(Directive)
Are you able to quote each entry exactly as written?

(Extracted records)
______________________________

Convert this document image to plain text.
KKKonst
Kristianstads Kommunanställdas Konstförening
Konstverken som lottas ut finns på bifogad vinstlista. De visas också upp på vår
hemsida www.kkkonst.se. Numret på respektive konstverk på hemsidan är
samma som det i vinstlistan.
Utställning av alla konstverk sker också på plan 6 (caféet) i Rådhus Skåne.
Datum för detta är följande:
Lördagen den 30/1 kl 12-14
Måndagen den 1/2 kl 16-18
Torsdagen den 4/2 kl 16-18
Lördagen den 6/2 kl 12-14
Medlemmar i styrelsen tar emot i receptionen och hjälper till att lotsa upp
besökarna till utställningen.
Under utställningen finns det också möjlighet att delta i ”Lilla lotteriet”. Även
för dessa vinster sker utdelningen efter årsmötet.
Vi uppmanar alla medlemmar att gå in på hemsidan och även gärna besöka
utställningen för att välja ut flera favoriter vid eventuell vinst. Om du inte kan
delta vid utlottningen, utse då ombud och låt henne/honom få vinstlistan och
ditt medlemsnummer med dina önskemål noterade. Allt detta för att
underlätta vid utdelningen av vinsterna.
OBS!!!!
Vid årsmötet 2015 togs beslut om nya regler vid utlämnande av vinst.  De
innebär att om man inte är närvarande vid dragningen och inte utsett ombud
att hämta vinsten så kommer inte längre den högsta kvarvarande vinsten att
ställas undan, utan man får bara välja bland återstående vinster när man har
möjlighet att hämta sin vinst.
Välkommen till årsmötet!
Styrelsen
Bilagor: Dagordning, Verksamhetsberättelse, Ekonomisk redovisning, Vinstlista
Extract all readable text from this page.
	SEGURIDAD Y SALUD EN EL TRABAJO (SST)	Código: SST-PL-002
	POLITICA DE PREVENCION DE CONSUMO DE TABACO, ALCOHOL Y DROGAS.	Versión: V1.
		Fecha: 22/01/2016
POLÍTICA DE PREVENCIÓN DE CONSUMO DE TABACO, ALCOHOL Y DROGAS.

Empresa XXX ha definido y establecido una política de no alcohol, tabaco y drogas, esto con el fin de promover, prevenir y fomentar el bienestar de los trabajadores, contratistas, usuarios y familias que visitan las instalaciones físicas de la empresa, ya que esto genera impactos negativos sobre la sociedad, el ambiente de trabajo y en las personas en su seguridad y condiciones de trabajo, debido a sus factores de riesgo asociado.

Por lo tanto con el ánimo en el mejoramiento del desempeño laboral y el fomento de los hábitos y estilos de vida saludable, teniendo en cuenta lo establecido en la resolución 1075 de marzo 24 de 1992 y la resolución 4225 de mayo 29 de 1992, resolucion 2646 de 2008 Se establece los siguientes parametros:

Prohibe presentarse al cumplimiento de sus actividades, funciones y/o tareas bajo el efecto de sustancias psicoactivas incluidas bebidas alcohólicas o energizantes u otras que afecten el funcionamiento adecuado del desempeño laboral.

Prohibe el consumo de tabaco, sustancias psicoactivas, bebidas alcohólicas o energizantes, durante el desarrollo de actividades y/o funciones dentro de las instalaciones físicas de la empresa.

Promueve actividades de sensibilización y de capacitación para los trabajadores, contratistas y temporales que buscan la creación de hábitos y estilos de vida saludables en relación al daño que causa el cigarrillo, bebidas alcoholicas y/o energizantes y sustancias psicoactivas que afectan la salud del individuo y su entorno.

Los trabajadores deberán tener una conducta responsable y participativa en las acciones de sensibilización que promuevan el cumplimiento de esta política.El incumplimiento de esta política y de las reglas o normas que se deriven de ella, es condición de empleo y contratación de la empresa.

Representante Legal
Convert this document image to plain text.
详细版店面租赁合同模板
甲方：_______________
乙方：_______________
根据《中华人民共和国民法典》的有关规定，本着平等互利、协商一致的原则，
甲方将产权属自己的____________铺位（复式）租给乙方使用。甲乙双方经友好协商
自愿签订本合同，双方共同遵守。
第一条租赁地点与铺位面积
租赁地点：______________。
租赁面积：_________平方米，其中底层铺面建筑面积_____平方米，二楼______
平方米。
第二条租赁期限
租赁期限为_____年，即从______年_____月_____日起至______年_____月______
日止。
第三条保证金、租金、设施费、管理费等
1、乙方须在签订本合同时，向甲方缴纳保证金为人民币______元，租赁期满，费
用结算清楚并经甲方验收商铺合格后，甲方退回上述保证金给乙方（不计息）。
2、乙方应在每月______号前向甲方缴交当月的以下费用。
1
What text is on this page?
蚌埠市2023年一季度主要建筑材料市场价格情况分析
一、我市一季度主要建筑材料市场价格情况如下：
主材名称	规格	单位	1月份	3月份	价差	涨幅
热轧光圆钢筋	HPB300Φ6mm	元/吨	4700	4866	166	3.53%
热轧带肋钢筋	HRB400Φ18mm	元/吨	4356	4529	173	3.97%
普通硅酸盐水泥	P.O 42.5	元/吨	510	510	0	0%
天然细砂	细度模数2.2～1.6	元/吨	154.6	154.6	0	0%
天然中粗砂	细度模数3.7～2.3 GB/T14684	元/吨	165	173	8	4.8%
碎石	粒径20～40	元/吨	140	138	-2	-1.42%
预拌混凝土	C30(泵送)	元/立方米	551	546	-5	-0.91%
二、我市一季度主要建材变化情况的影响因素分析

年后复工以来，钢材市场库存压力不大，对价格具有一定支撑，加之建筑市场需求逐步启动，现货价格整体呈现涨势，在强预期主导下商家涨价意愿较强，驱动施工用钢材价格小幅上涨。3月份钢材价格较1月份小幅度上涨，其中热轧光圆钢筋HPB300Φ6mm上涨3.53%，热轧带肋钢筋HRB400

______________________________

(Solution for this task)
Convert this document image to plain text.
KKKonst
Kristianstads Kommunanställdas Konstförening
Konstverken som lottas ut finns på bifogad vinstlista. De visas också upp på vår
hemsida www.kkkonst.se. Numret på respektive konstverk på hemsidan är
samma som det i vinstlistan.
Utställning av alla konstverk sker också på plan 6 (caféet) i Rådhus Skåne.
Datum för detta är följande:
Lördagen den 30/1 kl 12-14
Måndagen den 1/2 kl 16-18
Torsdagen den 4/2 kl 16-18
Lördagen den 6/2 kl 12-14
Medlemmar i styrelsen tar emot i receptionen och hjälper till att lotsa upp
besökarna till utställningen.
Under utställningen finns det också möjlighet att delta i ”Lilla lotteriet”. Även
för dessa vinster sker utdelningen efter årsmötet.
Vi uppmanar alla medlemmar att gå in på hemsidan och även gärna besöka
utställningen för att välja ut flera favoriter vid eventuell vinst. Om du inte kan
delta vid utlottningen, utse då ombud och låt henne/honom få vinstlistan och
ditt medlemsnummer med dina önskemål noterade. Allt detta för att
underlätta vid utdelningen av vinsterna.
OBS!!!!
Vid årsmötet 2015 togs beslut om nya regler vid utlämnande av vinst.  De
innebär att om man inte är närvarande vid dragningen och inte utsett ombud
att hämta vinsten så kommer inte längre den högsta kvarvarande vinsten att
ställas undan, utan man får bara välja bland återstående vinster när man har
möjlighet att hämta sin vinst.
Välkommen till årsmötet!
Styrelsen
Bilagor: Dagordning, Verksamhetsberättelse, Ekonomisk redovisning, Vinstlista
Extract all readable text from this page.
	SEGURIDAD Y SALUD EN EL TRABAJO (SST)	Código: SST-PL-002
	POLITICA DE PREVENCION DE CONSUMO DE TABACO, ALCOHOL Y DROGAS.	Versión: V1.
		Fecha: 22/01/2016
POLÍTICA DE PREVENCIÓN DE CONSUMO DE TABACO, ALCOHOL Y DROGAS.

Empresa XXX ha definido y establecido una política de no alcohol, tabaco y drogas, esto con el fin de promover, prevenir y fomentar el bienestar de los trabajadores, contratistas, usuarios y familias que visitan las instalaciones físicas de la empresa, ya que esto genera impactos negativos sobre la sociedad, el ambiente de trabajo y en las personas en su seguridad y condiciones de trabajo, debido a sus factores de riesgo asociado.

Por lo tanto con el ánimo en el mejoramiento del desempeño laboral y el fomento de los hábitos y estilos de vida saludable, teniendo en cuenta lo establecido en la resolución 1075 de marzo 24 de 1992 y la resolución 4225 de mayo 29 de 1992, resolucion 2646 de 2008 Se establece los siguientes parametros:

Prohibe presentarse al cumplimiento de sus actividades, funciones y/o tareas bajo el efecto de sustancias psicoactivas incluidas bebidas alcohólicas o energizantes u otras que afecten el funcionamiento adecuado del desempeño laboral.

Prohibe el consumo de tabaco, sustancias psicoactivas, bebidas alcohólicas o energizantes, durante el desarrollo de actividades y/o funciones dentro de las instalaciones físicas de la empresa.

Promueve actividades de sensibilización y de capacitación para los trabajadores, contratistas y temporales que buscan la creación de hábitos y estilos de vida saludables en relación al daño que causa el cigarrillo, bebidas alcoholicas y/o energizantes y sustancias psicoactivas que afectan la salud del individuo y su entorno.

Los trabajadores deberán tener una conducta responsable y participativa en las acciones de sensibilización que promuevan el cumplimiento de esta política.El incumplimiento de esta política y de las reglas o normas que se deriven de ella, es condición de empleo y contratación de la empresa.

Representante Legal
Convert this document image to plain text.
详细版店面租赁合同模板
甲方：_______________
乙方：_______________
根据《中华人民共和国民法典》的有关规定，本着平等互利、协商一致的原则，
甲方将产权属自己的____________铺位（复式）租给乙方使用。甲乙双方经友好协商
自愿签订本合同，双方共同遵守。
第一条租赁地点与铺位面积
租赁地点：______________。
租赁面积：_________平方米，其中底层铺面建筑面积_____平方米，二楼______
平方米。
第二条租赁期限
租赁期限为_____年，即从______年_____月_____日起至______年_____月______
日止。
第三条保证金、租金、设施费、管理费等
1、乙方须在签订本合同时，向甲方缴纳保证金为人民币______元，租赁期满，费
用结算清楚并经甲方验收商铺合格后，甲方退回上述保证金给乙方（不计息）。
2、乙方应在每月______号前向甲方缴交当月的以下费用。
1
What text is on this page?
蚌埠市2023年一季度主要建筑材料市场价格情况分析
一、我市一季度主要建筑材料市场价格情况如下：
主材名称	规格	单位	1月份	3月份	价差	涨幅
热轧光圆钢筋	HPB300Φ6mm	元/吨	4700	4866	166	3.53%
热轧带肋钢筋	HRB400Φ18mm	元/吨	4356	4529	173	3.97%
普通硅酸盐水泥	P.O 42.5	元/吨	510	510	0	0%
天然细砂	细度模数2.2～1.6	元/吨	154.6	154.6	0	0%
天然中粗砂	细度模数3.7～2.3 GB/T14684	元/吨	165	173	8	4.8%
碎石	粒径20～40	元/吨	140	138	-2	-1.42%
预拌混凝土	C30(泵送)	元/立方米	551	546	-5	-0.91%
二、我市一季度主要建材变化情况的影响因素分析

年后复工以来，钢材市场库存压力不大，对价格具有一定支撑，加之建筑市场需求逐步启动，现货价格整体呈现涨势，在强预期主导下商家涨价意愿较强，驱动施工用钢材价格小幅上涨。3月份钢材价格较1月份小幅度上涨，其中热轧光圆钢筋HPB300Φ6mm上涨3.53%，热轧带肋钢筋HRB400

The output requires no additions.